▶ [Input data]:
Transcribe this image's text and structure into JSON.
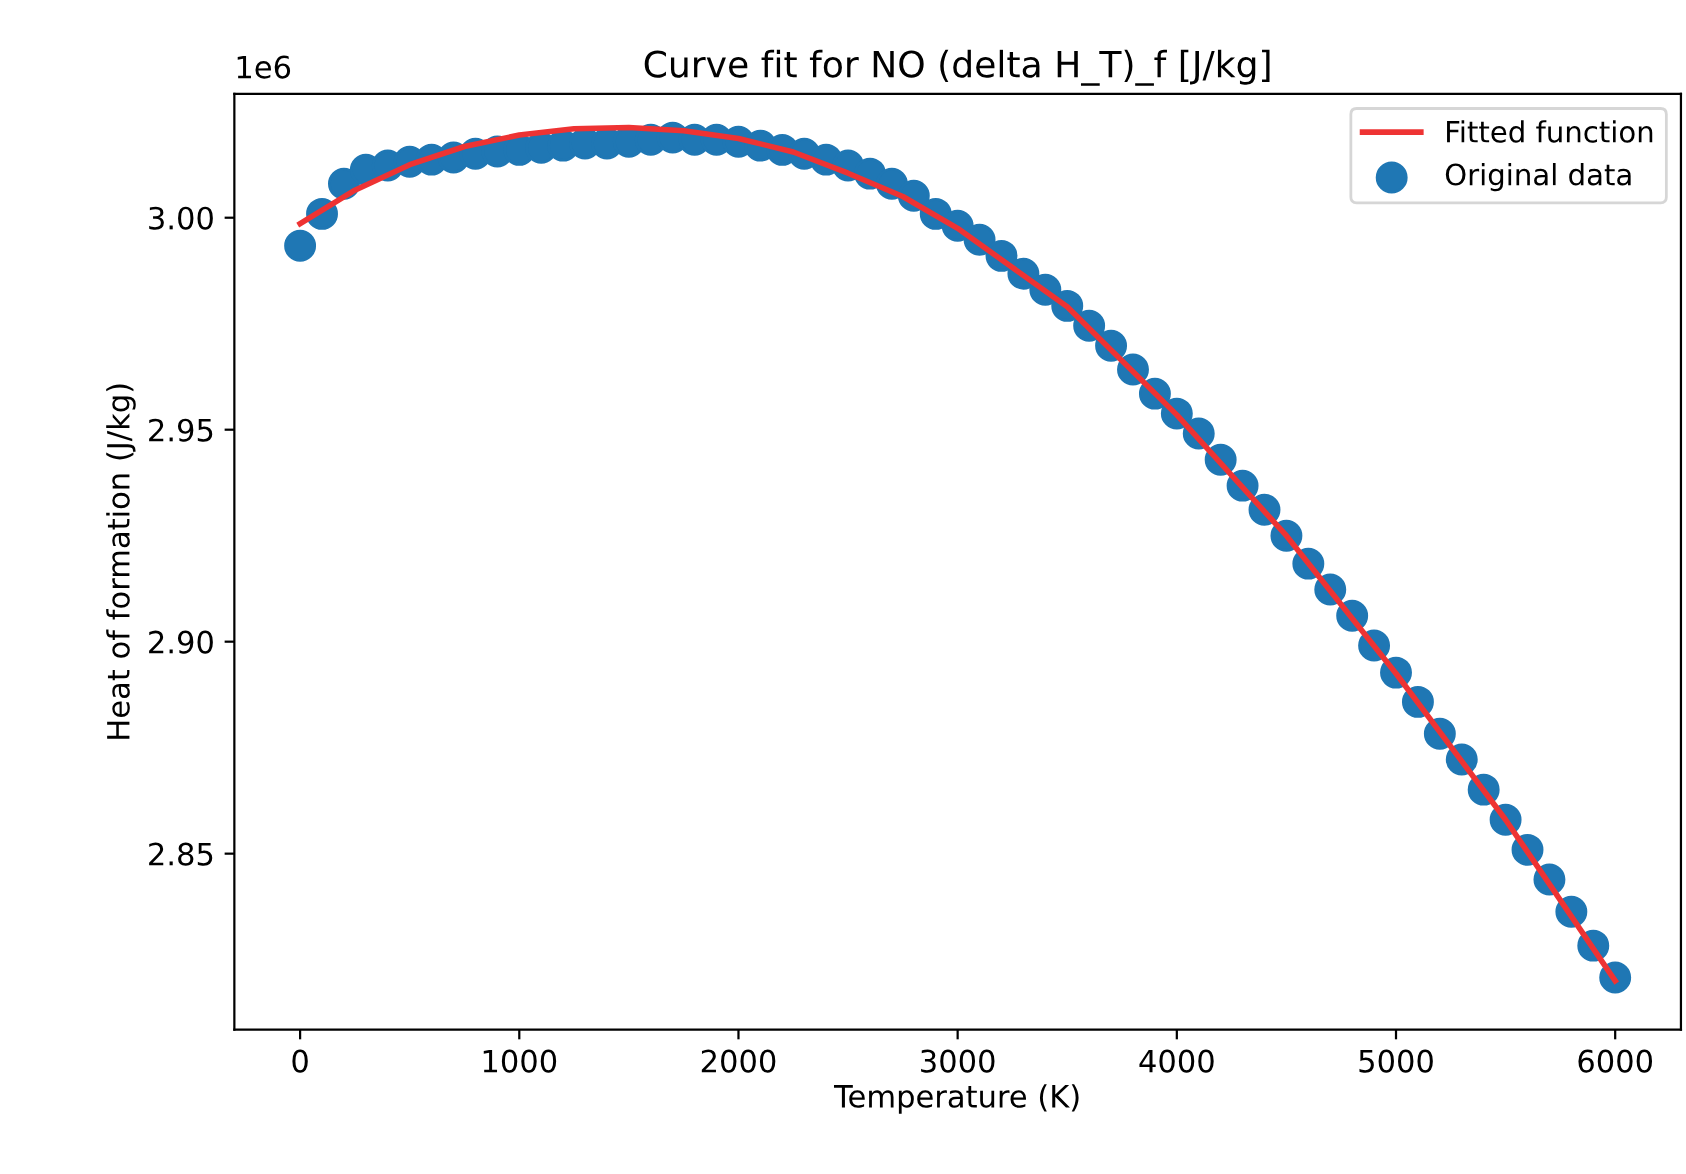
{
  "chart_data": {
    "type": "scatter",
    "title": "Curve fit for NO (delta H_T)_f [J/kg]",
    "xlabel": "Temperature (K)",
    "ylabel": "Heat of formation (J/kg)",
    "annotations": [
      "1e6"
    ],
    "series": [
      {
        "name": "Fitted function",
        "type": "line",
        "color": "#ee3333",
        "x": [
          0,
          250,
          500,
          750,
          1000,
          1250,
          1500,
          1750,
          2000,
          2250,
          2500,
          2750,
          3000,
          3500,
          4000,
          4500,
          5000,
          5500,
          6000
        ],
        "values": [
          2.9986,
          3.0065,
          3.0125,
          3.0168,
          3.0195,
          3.021,
          3.0213,
          3.0205,
          3.0187,
          3.0155,
          3.0105,
          3.005,
          2.9975,
          2.979,
          2.9535,
          2.925,
          2.8925,
          2.858,
          2.82
        ]
      },
      {
        "name": "Original data",
        "marker": "circle",
        "color": "#1f77b4",
        "x": [
          0,
          100,
          200,
          300,
          400,
          500,
          600,
          700,
          800,
          900,
          1000,
          1100,
          1200,
          1300,
          1400,
          1500,
          1600,
          1700,
          1800,
          1900,
          2000,
          2100,
          2200,
          2300,
          2400,
          2500,
          2600,
          2700,
          2800,
          2900,
          3000,
          3100,
          3200,
          3300,
          3400,
          3500,
          3600,
          3700,
          3800,
          3900,
          4000,
          4100,
          4200,
          4300,
          4400,
          4500,
          4600,
          4700,
          4800,
          4900,
          5000,
          5100,
          5200,
          5300,
          5400,
          5500,
          5600,
          5700,
          5800,
          5900,
          6000
        ],
        "values": [
          2.9934,
          3.0009,
          3.008,
          3.0113,
          3.0123,
          3.0132,
          3.0137,
          3.0142,
          3.0151,
          3.0156,
          3.016,
          3.0165,
          3.017,
          3.0175,
          3.0175,
          3.0179,
          3.0184,
          3.0189,
          3.0184,
          3.0184,
          3.0179,
          3.017,
          3.016,
          3.0151,
          3.0137,
          3.0123,
          3.0104,
          3.008,
          3.0052,
          3.0009,
          2.9981,
          2.9948,
          2.991,
          2.9868,
          2.983,
          2.9792,
          2.9745,
          2.9698,
          2.9642,
          2.9585,
          2.9538,
          2.9491,
          2.9429,
          2.9368,
          2.9311,
          2.925,
          2.9184,
          2.9123,
          2.9061,
          2.8991,
          2.8927,
          2.8858,
          2.8783,
          2.8722,
          2.8651,
          2.858,
          2.8509,
          2.8439,
          2.8363,
          2.8283,
          2.8208
        ]
      }
    ],
    "xlim": [
      -300,
      6300
    ],
    "xticks": [
      0,
      1000,
      2000,
      3000,
      4000,
      5000,
      6000
    ],
    "ylim": [
      2.8085,
      3.0292
    ],
    "yticks": [
      {
        "value": 2.85,
        "label": "2.85"
      },
      {
        "value": 2.9,
        "label": "2.90"
      },
      {
        "value": 2.95,
        "label": "2.95"
      },
      {
        "value": 3.0,
        "label": "3.00"
      }
    ],
    "legend": "top right",
    "grid": false
  }
}
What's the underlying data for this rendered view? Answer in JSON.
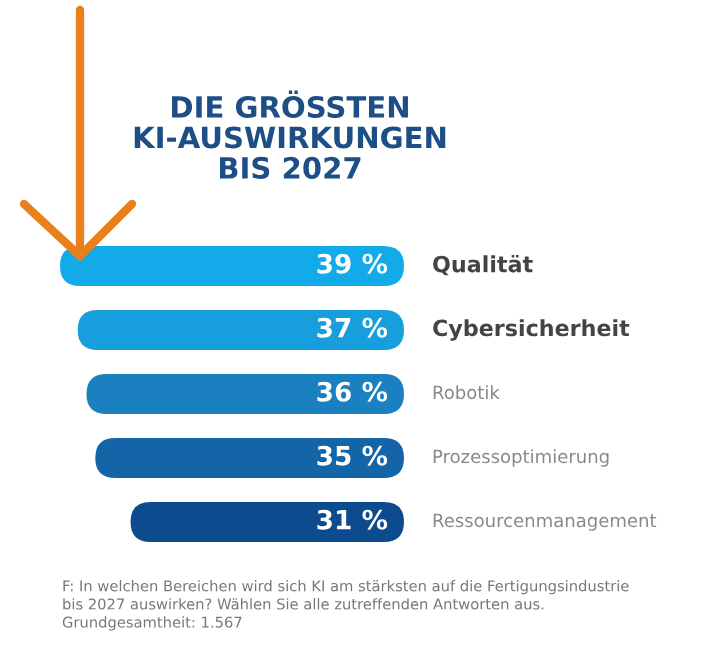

▶ [What you need to do]:
Look over the material above and show each line where "this" appears.

▶ [Correct result]:
Transcribe this image's text and structure into JSON.
What's the underlying data for this rendered view? Answer in JSON.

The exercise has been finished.